§ **Passage provided**
The MODE argument is the machine mode for the MEM expression
that wants to use this address.
The other macros defined here are used only in GO_IF_LEGITIMATE_ADDRESS,
except for CONSTANT_ADDRESS_P which is usually machine-independent.
See legitimize_pic_address in i386.c for details as to what
constitutes a legitimate address when -fpic is used. */
#define MAX_REGS_PER_ADDRESS 2
#define CONSTANT_ADDRESS_P(X) constant_address_p (X)
/* Nonzero if the constant value X is a legitimate general operand.
It is given that X satisfies CONSTANT_P or is a CONST_DOUBLE. */
#define LEGITIMATE_CONSTANT_P(X) legitimate_constant_p (X)
#ifdef REG_OK_STRICT
#define GO_IF_LEGITIMATE_ADDRESS(MODE, X, ADDR) \
do { \
if (legitimate_address_p ((MODE), (X), 1)) \
goto ADDR; \
} while (0)
#else
#define GO_IF_LEGITIMATE_ADDRESS(MODE, X, ADDR) \
do { \
if (legitimate_address_p ((MODE), (X), 0)) \
goto ADDR; \
} while (0)
#endif
/* If defined, a C expression to determine the base term of address X.
This macro is used in only one place: `find_base_term' in alias.c.
It is always safe for this macro to not be defined. It exists so
that alias analysis can understand machine-dependent addresses.
The typical use of this macro is to handle addresses containing
a label_ref or symbol_ref within an UNSPEC. */
#define FIND_BASE_TERM(X) ix86_find_base_term (X)
/* Try machine-dependent ways of modifying an illegitimate address
to be legitimate. If we find one, return the new, valid address.
This macro is used in only one place: `memory_address' in explow.c.
OLDX is the address as it was before break_out_memory_refs was called.
In some cases it is useful to look at this to decide what needs to be done.
MODE and WIN are passed so that this macro can use
GO_IF_LEGITIMATE_ADDRESS.
It is always safe for this macro to do nothing. It exists to recognize
opportunities to optimize the output.
For the 80386, we handle X+REG by loading X into a register R and
using R+REG. R will go in a general reg and indexing will be used.

§ **Directive A**
Reproduce the portion of the address-macro source excerpt from "The typical use" to "break_out_memory_refs was called." word for word.

§ **Material for this task**
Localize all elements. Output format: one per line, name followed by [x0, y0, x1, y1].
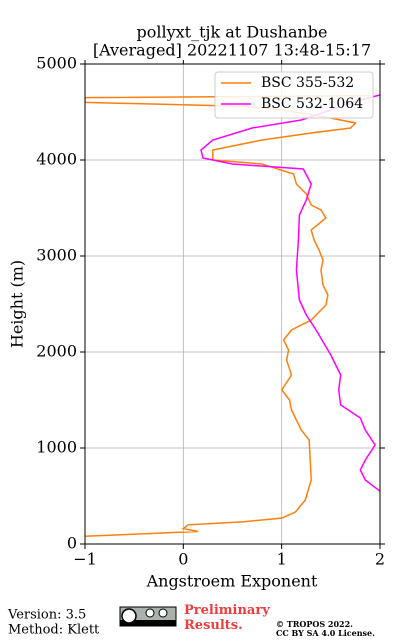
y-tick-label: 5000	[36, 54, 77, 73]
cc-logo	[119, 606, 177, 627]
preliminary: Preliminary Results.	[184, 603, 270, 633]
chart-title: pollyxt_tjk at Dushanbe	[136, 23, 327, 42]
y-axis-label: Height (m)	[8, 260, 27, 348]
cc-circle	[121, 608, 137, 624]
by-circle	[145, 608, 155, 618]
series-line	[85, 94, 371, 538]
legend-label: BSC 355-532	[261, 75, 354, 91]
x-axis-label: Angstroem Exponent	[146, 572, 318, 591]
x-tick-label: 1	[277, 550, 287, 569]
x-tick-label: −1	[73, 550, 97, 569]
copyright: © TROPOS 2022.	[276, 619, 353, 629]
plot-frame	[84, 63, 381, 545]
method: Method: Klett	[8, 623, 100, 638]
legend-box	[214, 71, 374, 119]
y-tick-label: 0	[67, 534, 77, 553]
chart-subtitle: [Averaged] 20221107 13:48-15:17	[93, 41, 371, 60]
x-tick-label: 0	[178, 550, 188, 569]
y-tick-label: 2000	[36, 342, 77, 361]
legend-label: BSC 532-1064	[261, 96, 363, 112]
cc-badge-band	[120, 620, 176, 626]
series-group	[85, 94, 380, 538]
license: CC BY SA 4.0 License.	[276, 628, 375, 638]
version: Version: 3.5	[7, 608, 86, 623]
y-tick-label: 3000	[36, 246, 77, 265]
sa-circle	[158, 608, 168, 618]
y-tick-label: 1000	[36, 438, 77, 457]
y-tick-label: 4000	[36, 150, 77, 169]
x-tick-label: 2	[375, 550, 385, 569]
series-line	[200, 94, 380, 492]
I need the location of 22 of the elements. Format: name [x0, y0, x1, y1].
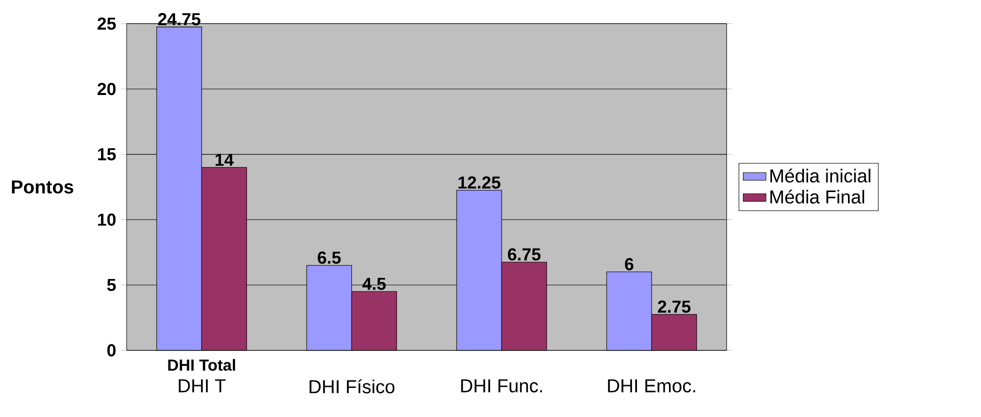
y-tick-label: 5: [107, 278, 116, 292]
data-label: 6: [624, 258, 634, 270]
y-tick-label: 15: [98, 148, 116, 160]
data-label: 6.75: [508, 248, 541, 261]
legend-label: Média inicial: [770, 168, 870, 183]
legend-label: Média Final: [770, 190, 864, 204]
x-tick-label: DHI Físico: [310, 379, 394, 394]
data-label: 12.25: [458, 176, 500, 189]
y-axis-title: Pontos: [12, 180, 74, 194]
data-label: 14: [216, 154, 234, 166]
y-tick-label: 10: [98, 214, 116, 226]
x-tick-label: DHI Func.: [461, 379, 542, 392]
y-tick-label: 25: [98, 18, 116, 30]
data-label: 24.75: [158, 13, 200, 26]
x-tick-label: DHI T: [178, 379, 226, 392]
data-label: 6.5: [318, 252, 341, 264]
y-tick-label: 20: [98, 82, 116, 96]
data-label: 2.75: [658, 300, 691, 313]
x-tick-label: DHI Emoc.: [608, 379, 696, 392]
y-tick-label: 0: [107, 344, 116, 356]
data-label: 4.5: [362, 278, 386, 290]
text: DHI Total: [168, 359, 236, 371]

§ **Directive B**
Present the records from the line with "y-tick-label: 5: [107, 278, 116, 292]" to the line with "y-tick-label: 10: [98, 214, 116, 226]" as a Markdown table with the columns Line and Text, leaving out blank lines.

§ **Final answer A**
The typical use of this macro is to handle addresses containing
a label_ref or symbol_ref within an UNSPEC. */
#define FIND_BASE_TERM(X) ix86_find_base_term (X)
/* Try machine-dependent ways of modifying an illegitimate address
to be legitimate. If we find one, return the new, valid address.
This macro is used in only one place: `memory_address' in explow.c.
OLDX is the address as it was before break_out_memory_refs was called.

§ **Final answer B**
| Line | Text |
|---|---|
| 1 | y-tick-label: 5: [107, 278, 116, 292] |
| 2 | data-label: 6: [624, 258, 634, 270] |
| 3 | y-tick-label: 15: [98, 148, 116, 160] |
| 4 | data-label: 6.75: [508, 248, 541, 261] |
| 5 | legend-label: Média inicial: [770, 168, 870, 183] |
| 6 | legend-label: Média Final: [770, 190, 864, 204] |
| 7 | x-tick-label: DHI Físico: [310, 379, 394, 394] |
| 8 | data-label: 12.25: [458, 176, 500, 189] |
| 9 | y-axis-title: Pontos: [12, 180, 74, 194] |
| 10 | data-label: 14: [216, 154, 234, 166] |
| 11 | y-tick-label: 10: [98, 214, 116, 226] |